EXERCISE INSTRUCTIONS: Identify the lines that contain the string "text" and report only how many there are.

DATA IN THIS EXERCISE:

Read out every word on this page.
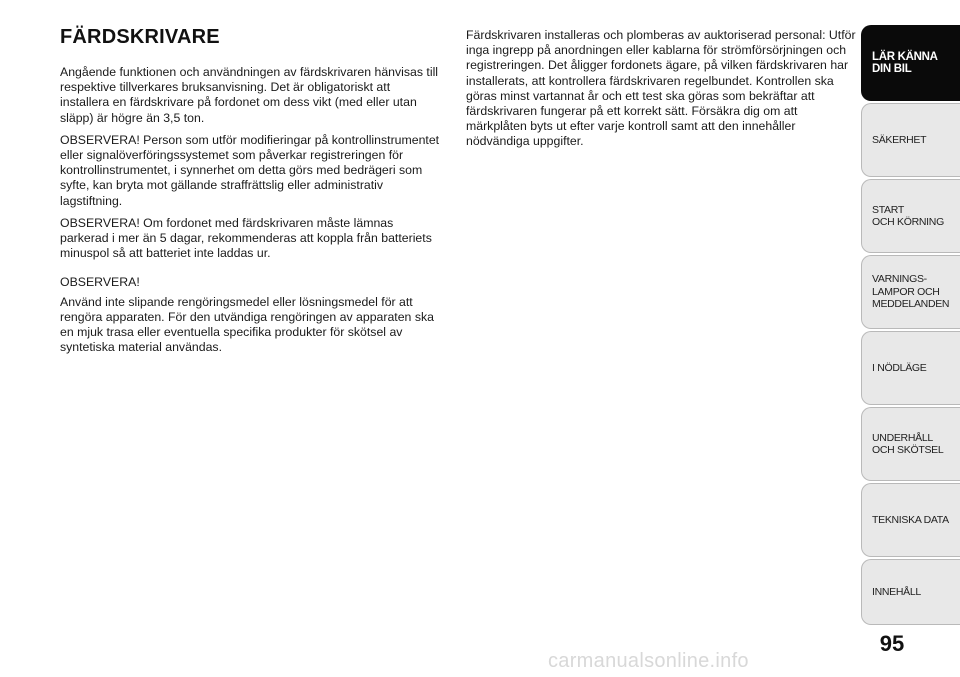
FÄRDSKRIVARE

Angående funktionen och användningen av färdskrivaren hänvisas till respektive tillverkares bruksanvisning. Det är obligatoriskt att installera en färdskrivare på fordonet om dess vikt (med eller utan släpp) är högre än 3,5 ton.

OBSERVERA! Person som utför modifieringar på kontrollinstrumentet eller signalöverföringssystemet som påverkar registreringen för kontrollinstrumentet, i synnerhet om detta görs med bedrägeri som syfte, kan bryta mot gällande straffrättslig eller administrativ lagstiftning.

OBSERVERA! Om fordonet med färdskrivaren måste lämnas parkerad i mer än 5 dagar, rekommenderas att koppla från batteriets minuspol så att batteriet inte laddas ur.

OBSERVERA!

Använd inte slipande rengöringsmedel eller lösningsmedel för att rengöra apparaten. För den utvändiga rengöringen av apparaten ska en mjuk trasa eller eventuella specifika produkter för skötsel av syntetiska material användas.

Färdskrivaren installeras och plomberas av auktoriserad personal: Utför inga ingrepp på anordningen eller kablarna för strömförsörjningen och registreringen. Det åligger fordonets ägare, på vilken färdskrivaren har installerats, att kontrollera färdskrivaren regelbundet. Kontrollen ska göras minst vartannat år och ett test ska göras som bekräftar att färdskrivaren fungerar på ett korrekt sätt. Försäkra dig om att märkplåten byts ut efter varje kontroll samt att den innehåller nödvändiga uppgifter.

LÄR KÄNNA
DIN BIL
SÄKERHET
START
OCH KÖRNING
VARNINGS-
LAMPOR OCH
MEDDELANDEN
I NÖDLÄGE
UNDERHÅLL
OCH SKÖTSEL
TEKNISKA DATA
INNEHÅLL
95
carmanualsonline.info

---

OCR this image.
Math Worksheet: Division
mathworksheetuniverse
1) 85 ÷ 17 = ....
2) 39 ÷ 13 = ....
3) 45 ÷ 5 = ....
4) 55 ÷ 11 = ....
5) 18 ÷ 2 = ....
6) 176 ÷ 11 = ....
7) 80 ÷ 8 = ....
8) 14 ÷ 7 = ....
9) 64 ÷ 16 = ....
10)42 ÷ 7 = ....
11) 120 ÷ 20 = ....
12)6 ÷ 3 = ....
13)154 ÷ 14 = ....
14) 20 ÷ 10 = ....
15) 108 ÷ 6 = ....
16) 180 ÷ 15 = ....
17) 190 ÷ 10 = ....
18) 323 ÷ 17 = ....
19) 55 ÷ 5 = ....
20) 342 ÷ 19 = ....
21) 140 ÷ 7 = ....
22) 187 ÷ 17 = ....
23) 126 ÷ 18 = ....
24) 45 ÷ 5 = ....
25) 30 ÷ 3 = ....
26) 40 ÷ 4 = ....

==

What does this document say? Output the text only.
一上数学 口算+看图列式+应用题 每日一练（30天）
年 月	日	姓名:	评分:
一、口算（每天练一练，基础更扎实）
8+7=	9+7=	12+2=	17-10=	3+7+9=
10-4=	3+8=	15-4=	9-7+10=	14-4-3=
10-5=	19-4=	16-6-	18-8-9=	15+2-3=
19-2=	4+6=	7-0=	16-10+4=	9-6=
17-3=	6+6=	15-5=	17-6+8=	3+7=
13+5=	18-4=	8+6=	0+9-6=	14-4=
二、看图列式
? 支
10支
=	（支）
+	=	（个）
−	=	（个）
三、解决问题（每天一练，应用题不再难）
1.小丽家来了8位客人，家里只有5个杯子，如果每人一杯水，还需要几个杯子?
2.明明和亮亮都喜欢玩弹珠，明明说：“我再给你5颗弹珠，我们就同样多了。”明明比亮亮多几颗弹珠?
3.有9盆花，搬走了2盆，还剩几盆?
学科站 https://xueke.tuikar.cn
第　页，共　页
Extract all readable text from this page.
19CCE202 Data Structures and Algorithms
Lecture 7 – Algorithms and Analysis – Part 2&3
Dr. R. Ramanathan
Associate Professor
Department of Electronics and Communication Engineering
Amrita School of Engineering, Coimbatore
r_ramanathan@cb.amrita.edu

CORRECT RESULT: 2